## DO THIS
Copy out each line below that contains the string "form". Case counts.

## SOURCE RECORDS
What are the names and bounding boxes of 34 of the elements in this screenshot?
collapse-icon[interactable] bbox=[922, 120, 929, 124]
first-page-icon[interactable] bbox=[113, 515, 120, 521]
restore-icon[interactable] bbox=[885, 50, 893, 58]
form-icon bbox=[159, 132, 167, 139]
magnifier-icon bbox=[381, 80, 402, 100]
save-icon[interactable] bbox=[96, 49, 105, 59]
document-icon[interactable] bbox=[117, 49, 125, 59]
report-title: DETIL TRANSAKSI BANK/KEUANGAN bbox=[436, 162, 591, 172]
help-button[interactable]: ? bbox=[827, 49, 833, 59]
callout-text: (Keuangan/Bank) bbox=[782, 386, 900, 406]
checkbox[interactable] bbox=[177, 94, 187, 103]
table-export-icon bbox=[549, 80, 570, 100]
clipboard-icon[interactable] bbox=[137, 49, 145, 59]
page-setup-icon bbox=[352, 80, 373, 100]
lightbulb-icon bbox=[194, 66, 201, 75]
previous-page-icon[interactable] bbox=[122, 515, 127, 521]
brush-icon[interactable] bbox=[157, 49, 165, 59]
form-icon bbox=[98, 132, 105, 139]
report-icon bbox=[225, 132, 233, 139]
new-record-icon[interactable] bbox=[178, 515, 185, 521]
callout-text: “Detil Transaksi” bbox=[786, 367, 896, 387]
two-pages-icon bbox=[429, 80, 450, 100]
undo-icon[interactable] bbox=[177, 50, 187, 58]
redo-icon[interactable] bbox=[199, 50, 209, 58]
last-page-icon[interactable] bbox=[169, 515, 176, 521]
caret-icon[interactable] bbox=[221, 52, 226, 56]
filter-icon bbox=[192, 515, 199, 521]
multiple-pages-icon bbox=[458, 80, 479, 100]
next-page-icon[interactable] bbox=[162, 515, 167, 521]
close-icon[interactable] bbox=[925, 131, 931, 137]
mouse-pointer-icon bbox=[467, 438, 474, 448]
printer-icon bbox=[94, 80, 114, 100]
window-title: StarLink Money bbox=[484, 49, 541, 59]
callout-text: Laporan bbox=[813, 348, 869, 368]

## FINISHED ANSWER
form-icon bbox=[159, 132, 167, 139]
form-icon bbox=[98, 132, 105, 139]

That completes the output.